## Job
Work through the data and report how many lines include the string "развитие", giving the number alone.
* start *
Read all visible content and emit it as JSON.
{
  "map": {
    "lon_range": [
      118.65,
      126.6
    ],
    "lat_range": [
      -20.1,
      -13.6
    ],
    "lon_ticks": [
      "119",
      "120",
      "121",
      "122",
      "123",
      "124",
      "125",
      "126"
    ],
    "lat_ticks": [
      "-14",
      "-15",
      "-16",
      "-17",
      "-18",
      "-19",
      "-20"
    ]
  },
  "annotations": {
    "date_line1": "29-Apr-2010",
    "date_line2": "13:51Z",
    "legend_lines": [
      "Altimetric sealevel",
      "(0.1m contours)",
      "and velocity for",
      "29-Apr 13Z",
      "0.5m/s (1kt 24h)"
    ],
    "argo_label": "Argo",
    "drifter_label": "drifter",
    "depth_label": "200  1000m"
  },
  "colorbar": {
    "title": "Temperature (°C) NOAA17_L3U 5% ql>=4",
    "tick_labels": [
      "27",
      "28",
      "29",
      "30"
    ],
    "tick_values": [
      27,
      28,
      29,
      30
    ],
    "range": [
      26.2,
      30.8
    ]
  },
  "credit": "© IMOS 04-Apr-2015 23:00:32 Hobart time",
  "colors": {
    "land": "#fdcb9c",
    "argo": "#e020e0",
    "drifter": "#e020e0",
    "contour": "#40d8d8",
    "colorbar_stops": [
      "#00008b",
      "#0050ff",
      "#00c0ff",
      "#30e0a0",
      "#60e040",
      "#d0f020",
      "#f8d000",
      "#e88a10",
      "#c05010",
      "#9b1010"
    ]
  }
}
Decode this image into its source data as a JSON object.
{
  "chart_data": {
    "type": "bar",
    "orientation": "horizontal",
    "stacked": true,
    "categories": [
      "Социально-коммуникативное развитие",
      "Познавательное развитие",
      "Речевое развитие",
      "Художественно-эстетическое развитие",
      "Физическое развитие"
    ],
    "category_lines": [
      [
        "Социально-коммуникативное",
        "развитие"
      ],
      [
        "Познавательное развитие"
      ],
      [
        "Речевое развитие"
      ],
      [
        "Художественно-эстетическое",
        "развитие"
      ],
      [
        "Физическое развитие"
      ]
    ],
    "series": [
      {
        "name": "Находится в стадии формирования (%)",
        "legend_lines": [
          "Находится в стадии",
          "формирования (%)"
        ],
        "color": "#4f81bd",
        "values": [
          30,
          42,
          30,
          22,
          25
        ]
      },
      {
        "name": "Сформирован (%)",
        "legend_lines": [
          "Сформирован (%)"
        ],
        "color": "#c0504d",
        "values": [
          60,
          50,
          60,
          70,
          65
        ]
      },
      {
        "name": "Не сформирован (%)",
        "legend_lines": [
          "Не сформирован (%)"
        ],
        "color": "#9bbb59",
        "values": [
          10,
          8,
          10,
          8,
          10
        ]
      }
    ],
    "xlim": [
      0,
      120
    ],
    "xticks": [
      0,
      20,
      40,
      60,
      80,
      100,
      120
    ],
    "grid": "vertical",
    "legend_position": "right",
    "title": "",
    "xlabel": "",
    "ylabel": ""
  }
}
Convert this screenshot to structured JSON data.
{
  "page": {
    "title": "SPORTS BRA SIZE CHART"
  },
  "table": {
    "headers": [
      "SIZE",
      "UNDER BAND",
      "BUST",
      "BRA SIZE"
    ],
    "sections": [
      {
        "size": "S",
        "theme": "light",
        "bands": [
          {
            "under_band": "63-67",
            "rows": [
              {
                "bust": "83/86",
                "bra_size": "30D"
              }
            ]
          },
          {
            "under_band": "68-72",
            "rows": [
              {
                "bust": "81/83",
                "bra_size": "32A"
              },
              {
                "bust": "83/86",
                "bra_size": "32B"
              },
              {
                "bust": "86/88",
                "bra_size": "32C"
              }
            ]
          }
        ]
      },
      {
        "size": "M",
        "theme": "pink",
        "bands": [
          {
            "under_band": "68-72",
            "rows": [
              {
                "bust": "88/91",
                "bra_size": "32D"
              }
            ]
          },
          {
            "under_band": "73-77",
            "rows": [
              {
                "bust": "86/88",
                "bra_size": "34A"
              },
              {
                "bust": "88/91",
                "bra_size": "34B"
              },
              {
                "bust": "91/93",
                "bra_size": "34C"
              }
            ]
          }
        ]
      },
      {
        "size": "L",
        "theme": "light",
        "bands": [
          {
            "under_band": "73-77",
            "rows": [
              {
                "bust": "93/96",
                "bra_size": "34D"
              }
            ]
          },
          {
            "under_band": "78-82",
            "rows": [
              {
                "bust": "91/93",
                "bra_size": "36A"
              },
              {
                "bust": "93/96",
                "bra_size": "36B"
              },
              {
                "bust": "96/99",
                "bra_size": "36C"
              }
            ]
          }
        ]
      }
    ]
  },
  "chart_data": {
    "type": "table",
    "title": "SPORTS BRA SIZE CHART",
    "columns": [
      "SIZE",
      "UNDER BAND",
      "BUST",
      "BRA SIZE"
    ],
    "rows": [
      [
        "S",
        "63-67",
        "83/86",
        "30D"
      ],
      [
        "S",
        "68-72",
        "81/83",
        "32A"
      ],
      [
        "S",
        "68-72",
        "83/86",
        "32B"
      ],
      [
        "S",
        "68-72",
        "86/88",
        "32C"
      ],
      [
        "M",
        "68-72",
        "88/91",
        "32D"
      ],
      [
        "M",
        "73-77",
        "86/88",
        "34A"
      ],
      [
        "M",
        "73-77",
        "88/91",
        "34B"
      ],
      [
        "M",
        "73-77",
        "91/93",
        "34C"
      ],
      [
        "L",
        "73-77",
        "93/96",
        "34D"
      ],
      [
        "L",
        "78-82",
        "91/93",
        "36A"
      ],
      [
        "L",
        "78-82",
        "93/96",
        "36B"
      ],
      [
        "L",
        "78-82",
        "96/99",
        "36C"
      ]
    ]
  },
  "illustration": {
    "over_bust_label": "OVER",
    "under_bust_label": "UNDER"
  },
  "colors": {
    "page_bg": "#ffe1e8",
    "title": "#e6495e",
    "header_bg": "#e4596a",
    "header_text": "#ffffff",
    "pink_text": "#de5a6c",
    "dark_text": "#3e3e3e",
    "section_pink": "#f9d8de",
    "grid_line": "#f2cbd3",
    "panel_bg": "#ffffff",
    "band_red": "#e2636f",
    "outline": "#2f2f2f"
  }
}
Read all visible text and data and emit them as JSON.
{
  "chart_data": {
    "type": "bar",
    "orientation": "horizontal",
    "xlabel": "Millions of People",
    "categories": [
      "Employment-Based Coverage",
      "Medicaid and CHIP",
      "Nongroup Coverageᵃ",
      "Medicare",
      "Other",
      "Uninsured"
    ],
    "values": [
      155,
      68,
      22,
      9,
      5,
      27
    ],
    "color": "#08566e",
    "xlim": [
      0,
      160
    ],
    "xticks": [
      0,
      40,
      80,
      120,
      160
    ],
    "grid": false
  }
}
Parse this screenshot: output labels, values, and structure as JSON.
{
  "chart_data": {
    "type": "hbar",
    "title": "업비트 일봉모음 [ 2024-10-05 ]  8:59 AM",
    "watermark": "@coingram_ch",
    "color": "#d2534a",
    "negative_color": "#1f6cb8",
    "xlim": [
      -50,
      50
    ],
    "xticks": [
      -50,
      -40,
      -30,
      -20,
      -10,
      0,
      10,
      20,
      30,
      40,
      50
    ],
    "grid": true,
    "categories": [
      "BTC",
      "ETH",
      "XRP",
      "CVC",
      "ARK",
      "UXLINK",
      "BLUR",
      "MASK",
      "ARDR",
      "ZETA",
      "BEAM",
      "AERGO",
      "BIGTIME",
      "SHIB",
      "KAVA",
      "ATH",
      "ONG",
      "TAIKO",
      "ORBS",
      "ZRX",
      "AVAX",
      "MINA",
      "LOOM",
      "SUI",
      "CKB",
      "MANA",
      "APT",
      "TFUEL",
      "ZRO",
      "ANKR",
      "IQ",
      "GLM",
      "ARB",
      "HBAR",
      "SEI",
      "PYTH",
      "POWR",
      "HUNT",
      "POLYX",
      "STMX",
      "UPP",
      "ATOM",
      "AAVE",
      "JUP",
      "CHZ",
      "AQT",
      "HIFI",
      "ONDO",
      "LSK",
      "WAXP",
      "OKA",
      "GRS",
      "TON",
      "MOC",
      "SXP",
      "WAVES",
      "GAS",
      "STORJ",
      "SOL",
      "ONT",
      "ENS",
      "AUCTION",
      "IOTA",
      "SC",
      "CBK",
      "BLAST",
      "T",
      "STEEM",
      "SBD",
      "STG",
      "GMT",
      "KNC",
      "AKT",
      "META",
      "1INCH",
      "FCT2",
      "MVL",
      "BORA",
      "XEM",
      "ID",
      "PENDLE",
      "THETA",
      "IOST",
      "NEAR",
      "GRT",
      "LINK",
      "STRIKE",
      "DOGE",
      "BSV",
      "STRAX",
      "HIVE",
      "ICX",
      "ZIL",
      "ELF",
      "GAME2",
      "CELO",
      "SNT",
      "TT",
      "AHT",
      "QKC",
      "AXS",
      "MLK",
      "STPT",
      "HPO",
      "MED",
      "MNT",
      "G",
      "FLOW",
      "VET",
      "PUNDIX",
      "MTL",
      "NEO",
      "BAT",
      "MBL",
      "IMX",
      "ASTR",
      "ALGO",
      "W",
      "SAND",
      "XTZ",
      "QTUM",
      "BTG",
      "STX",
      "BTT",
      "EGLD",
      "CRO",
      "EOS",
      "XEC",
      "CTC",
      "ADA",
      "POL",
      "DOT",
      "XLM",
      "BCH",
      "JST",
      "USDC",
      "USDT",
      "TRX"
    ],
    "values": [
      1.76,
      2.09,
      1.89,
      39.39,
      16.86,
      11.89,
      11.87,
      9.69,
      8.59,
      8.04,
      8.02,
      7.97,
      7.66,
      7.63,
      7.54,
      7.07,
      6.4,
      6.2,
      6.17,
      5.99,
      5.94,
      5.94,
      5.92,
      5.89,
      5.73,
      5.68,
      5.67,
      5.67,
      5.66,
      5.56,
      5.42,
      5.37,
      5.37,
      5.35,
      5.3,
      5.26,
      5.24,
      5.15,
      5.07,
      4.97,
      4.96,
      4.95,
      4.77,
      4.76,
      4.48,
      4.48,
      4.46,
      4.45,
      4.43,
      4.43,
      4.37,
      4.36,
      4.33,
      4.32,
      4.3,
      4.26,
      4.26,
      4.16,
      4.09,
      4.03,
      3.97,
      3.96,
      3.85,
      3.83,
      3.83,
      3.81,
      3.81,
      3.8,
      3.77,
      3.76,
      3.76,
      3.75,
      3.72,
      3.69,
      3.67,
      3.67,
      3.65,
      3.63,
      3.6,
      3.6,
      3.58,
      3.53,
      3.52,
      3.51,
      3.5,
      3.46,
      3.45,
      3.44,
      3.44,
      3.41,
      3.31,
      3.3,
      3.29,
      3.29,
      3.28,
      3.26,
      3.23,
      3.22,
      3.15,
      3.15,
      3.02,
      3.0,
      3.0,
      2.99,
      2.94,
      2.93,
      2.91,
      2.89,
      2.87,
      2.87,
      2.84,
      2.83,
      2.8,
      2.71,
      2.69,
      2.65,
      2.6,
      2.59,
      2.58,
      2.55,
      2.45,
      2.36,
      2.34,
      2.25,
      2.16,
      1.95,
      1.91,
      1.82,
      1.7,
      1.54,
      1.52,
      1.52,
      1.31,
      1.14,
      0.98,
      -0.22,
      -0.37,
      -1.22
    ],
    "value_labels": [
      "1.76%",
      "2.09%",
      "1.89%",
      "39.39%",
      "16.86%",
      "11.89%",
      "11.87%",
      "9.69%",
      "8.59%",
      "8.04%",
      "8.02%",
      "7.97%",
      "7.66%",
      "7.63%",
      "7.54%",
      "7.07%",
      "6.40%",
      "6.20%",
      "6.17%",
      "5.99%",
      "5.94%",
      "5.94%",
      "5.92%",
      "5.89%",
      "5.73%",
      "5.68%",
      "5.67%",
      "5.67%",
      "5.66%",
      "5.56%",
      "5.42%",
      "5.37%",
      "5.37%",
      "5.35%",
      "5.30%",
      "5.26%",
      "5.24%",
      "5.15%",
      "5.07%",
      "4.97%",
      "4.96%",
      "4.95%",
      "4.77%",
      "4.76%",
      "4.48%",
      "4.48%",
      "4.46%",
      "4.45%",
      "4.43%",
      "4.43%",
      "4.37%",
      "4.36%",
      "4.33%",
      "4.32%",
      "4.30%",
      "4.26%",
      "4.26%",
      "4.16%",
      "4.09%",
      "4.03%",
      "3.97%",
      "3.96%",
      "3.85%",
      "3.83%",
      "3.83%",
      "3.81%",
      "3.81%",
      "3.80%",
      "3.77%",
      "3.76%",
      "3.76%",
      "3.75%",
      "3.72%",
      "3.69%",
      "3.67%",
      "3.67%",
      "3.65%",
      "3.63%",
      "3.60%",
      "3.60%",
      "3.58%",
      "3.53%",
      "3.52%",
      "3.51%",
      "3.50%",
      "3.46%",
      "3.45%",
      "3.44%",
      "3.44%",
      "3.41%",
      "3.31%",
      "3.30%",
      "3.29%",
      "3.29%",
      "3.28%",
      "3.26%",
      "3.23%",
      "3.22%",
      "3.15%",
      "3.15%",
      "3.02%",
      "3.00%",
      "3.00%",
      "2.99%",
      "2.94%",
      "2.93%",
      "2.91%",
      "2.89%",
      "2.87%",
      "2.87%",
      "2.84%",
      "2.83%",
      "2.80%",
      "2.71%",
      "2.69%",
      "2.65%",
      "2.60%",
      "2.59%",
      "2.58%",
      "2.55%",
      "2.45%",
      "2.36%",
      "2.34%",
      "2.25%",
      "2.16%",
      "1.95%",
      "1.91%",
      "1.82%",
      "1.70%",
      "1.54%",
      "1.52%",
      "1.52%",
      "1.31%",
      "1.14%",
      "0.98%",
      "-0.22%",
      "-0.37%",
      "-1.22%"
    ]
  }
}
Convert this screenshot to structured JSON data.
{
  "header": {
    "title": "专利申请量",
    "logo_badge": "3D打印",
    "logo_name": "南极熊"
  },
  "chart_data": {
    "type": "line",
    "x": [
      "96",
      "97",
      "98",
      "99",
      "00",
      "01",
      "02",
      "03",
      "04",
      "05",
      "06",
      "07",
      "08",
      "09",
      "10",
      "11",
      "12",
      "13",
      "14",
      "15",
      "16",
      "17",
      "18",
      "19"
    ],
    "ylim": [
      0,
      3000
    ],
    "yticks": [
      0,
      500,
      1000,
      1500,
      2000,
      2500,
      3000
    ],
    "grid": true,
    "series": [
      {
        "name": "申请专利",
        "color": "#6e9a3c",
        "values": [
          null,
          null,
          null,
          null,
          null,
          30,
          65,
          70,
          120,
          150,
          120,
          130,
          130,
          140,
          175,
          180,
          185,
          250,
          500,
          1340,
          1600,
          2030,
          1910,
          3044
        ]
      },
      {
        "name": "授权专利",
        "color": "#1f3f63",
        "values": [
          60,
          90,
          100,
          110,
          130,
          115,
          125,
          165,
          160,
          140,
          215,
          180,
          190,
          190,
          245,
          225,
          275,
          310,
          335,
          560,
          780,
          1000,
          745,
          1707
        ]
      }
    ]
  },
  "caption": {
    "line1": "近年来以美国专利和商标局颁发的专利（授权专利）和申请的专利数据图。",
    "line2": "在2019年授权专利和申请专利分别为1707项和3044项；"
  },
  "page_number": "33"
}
* end *
## Expected output
10